• Exercise: Extract the full set of records that follows, word for word.

• Data provided:
|---|

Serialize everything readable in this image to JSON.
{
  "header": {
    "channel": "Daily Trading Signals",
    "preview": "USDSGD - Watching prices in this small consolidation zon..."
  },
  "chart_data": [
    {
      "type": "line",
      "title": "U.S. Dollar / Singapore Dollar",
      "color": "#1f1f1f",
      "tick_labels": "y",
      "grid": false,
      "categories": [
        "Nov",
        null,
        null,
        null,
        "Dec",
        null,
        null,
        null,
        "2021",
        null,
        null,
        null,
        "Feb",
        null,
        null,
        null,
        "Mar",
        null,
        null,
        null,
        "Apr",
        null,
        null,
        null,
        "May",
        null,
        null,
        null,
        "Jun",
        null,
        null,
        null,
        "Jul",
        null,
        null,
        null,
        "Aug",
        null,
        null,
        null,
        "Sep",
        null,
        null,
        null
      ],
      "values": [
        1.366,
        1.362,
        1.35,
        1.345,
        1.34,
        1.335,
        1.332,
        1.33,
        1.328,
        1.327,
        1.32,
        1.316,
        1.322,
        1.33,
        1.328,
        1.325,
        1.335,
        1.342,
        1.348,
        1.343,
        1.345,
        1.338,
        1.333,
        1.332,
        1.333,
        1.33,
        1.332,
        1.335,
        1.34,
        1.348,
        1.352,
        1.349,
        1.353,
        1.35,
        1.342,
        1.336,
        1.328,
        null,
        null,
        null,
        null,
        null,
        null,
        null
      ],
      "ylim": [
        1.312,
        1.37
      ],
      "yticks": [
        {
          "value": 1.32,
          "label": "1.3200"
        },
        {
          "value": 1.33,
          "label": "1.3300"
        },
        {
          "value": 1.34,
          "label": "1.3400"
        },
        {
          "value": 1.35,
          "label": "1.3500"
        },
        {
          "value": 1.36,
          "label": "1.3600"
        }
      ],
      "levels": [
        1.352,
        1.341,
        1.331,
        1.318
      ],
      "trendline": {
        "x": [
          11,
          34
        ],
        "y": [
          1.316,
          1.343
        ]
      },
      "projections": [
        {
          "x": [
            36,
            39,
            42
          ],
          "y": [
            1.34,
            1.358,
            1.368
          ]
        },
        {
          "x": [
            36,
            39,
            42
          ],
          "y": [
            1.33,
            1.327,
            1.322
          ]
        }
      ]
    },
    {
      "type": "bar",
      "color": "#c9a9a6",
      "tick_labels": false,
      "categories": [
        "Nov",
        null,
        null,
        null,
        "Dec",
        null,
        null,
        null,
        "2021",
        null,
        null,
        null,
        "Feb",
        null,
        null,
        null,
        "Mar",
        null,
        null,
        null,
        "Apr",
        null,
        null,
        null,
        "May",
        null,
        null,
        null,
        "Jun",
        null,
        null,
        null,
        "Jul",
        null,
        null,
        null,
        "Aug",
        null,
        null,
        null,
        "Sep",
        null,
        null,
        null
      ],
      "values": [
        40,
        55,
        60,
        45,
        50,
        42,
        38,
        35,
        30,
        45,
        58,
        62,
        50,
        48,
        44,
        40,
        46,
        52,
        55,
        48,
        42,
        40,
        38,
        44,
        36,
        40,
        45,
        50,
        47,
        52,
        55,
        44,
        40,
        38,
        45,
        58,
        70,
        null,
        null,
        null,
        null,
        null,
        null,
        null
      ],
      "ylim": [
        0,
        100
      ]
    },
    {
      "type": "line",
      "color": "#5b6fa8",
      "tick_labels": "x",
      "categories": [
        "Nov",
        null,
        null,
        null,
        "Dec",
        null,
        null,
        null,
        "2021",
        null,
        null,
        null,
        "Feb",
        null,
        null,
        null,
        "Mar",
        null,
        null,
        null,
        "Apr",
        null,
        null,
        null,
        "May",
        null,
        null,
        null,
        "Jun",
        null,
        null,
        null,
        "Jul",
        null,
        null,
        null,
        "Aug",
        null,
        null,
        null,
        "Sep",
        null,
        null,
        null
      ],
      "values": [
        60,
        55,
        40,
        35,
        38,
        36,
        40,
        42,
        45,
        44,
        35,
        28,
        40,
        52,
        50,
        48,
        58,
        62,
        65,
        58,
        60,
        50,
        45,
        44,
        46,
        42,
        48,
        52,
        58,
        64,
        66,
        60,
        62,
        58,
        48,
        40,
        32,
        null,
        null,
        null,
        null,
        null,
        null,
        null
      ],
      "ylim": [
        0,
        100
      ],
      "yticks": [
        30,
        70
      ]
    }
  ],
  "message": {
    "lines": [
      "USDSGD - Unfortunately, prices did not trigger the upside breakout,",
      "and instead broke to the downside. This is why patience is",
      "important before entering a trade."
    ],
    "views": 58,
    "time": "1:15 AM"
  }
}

|---|

• Final answer:
Serialize everything readable in this image to JSON.
{
  "header": {
    "channel": "Daily Trading Signals",
    "preview": "USDSGD - Watching prices in this small consolidation zon..."
  },
  "chart_data": [
    {
      "type": "line",
      "title": "U.S. Dollar / Singapore Dollar",
      "color": "#1f1f1f",
      "tick_labels": "y",
      "grid": false,
      "categories": [
        "Nov",
        null,
        null,
        null,
        "Dec",
        null,
        null,
        null,
        "2021",
        null,
        null,
        null,
        "Feb",
        null,
        null,
        null,
        "Mar",
        null,
        null,
        null,
        "Apr",
        null,
        null,
        null,
        "May",
        null,
        null,
        null,
        "Jun",
        null,
        null,
        null,
        "Jul",
        null,
        null,
        null,
        "Aug",
        null,
        null,
        null,
        "Sep",
        null,
        null,
        null
      ],
      "values": [
        1.366,
        1.362,
        1.35,
        1.345,
        1.34,
        1.335,
        1.332,
        1.33,
        1.328,
        1.327,
        1.32,
        1.316,
        1.322,
        1.33,
        1.328,
        1.325,
        1.335,
        1.342,
        1.348,
        1.343,
        1.345,
        1.338,
        1.333,
        1.332,
        1.333,
        1.33,
        1.332,
        1.335,
        1.34,
        1.348,
        1.352,
        1.349,
        1.353,
        1.35,
        1.342,
        1.336,
        1.328,
        null,
        null,
        null,
        null,
        null,
        null,
        null
      ],
      "ylim": [
        1.312,
        1.37
      ],
      "yticks": [
        {
          "value": 1.32,
          "label": "1.3200"
        },
        {
          "value": 1.33,
          "label": "1.3300"
        },
        {
          "value": 1.34,
          "label": "1.3400"
        },
        {
          "value": 1.35,
          "label": "1.3500"
        },
        {
          "value": 1.36,
          "label": "1.3600"
        }
      ],
      "levels": [
        1.352,
        1.341,
        1.331,
        1.318
      ],
      "trendline": {
        "x": [
          11,
          34
        ],
        "y": [
          1.316,
          1.343
        ]
      },
      "projections": [
        {
          "x": [
            36,
            39,
            42
          ],
          "y": [
            1.34,
            1.358,
            1.368
          ]
        },
        {
          "x": [
            36,
            39,
            42
          ],
          "y": [
            1.33,
            1.327,
            1.322
          ]
        }
      ]
    },
    {
      "type": "bar",
      "color": "#c9a9a6",
      "tick_labels": false,
      "categories": [
        "Nov",
        null,
        null,
        null,
        "Dec",
        null,
        null,
        null,
        "2021",
        null,
        null,
        null,
        "Feb",
        null,
        null,
        null,
        "Mar",
        null,
        null,
        null,
        "Apr",
        null,
        null,
        null,
        "May",
        null,
        null,
        null,
        "Jun",
        null,
        null,
        null,
        "Jul",
        null,
        null,
        null,
        "Aug",
        null,
        null,
        null,
        "Sep",
        null,
        null,
        null
      ],
      "values": [
        40,
        55,
        60,
        45,
        50,
        42,
        38,
        35,
        30,
        45,
        58,
        62,
        50,
        48,
        44,
        40,
        46,
        52,
        55,
        48,
        42,
        40,
        38,
        44,
        36,
        40,
        45,
        50,
        47,
        52,
        55,
        44,
        40,
        38,
        45,
        58,
        70,
        null,
        null,
        null,
        null,
        null,
        null,
        null
      ],
      "ylim": [
        0,
        100
      ]
    },
    {
      "type": "line",
      "color": "#5b6fa8",
      "tick_labels": "x",
      "categories": [
        "Nov",
        null,
        null,
        null,
        "Dec",
        null,
        null,
        null,
        "2021",
        null,
        null,
        null,
        "Feb",
        null,
        null,
        null,
        "Mar",
        null,
        null,
        null,
        "Apr",
        null,
        null,
        null,
        "May",
        null,
        null,
        null,
        "Jun",
        null,
        null,
        null,
        "Jul",
        null,
        null,
        null,
        "Aug",
        null,
        null,
        null,
        "Sep",
        null,
        null,
        null
      ],
      "values": [
        60,
        55,
        40,
        35,
        38,
        36,
        40,
        42,
        45,
        44,
        35,
        28,
        40,
        52,
        50,
        48,
        58,
        62,
        65,
        58,
        60,
        50,
        45,
        44,
        46,
        42,
        48,
        52,
        58,
        64,
        66,
        60,
        62,
        58,
        48,
        40,
        32,
        null,
        null,
        null,
        null,
        null,
        null,
        null
      ],
      "ylim": [
        0,
        100
      ],
      "yticks": [
        30,
        70
      ]
    }
  ],
  "message": {
    "lines": [
      "USDSGD - Unfortunately, prices did not trigger the upside breakout,",
      "and instead broke to the downside. This is why patience is",
      "important before entering a trade."
    ],
    "views": 58,
    "time": "1:15 AM"
  }
}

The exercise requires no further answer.